▸ **DIRECTIONS FOR THIS TASK**
Find the lines that hold the word "text" and return them.

▸ **Raw records**
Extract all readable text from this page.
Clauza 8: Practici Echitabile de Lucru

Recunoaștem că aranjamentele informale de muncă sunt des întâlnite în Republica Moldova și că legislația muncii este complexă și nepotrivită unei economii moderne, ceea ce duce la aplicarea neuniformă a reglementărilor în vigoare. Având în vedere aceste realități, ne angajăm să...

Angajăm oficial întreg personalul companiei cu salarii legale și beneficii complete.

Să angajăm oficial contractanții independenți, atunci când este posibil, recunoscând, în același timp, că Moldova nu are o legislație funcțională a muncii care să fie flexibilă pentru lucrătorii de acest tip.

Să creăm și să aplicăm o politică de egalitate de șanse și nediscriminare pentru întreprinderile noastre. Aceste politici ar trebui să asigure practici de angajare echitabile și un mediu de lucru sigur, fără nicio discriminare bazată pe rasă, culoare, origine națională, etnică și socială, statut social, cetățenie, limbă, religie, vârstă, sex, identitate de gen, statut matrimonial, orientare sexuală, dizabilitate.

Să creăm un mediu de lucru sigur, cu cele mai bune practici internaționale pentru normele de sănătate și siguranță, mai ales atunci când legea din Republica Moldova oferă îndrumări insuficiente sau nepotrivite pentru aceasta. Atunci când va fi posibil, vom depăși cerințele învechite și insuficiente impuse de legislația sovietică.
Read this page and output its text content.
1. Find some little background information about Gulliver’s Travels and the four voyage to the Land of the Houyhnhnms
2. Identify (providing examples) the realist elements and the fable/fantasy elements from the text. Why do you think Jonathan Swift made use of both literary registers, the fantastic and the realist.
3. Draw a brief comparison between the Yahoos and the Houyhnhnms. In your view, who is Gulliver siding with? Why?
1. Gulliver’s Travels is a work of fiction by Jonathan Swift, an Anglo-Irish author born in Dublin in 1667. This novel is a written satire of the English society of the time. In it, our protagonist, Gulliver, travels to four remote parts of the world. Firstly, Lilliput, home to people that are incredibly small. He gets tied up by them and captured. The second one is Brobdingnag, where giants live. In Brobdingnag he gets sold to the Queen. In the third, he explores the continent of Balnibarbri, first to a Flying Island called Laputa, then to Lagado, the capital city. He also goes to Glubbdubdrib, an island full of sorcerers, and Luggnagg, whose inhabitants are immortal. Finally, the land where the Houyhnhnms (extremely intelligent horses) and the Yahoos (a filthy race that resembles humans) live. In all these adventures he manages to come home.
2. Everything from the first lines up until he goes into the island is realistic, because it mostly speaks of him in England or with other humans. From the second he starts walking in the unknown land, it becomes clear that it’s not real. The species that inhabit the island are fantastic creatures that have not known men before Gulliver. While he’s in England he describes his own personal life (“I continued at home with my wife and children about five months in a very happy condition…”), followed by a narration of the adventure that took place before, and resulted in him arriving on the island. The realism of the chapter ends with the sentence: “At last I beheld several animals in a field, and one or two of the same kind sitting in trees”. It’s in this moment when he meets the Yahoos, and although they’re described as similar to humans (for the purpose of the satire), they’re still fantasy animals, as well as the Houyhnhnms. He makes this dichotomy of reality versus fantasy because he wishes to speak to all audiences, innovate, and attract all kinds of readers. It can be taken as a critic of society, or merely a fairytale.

▸ **THE RESPONSE**
Extract all readable text from this page.
Read this page and output its text content.
2. Identify (providing examples) the realist elements and the fable/fantasy elements from the text. Why do you think Jonathan Swift made use of both literary registers, the fantastic and the realist.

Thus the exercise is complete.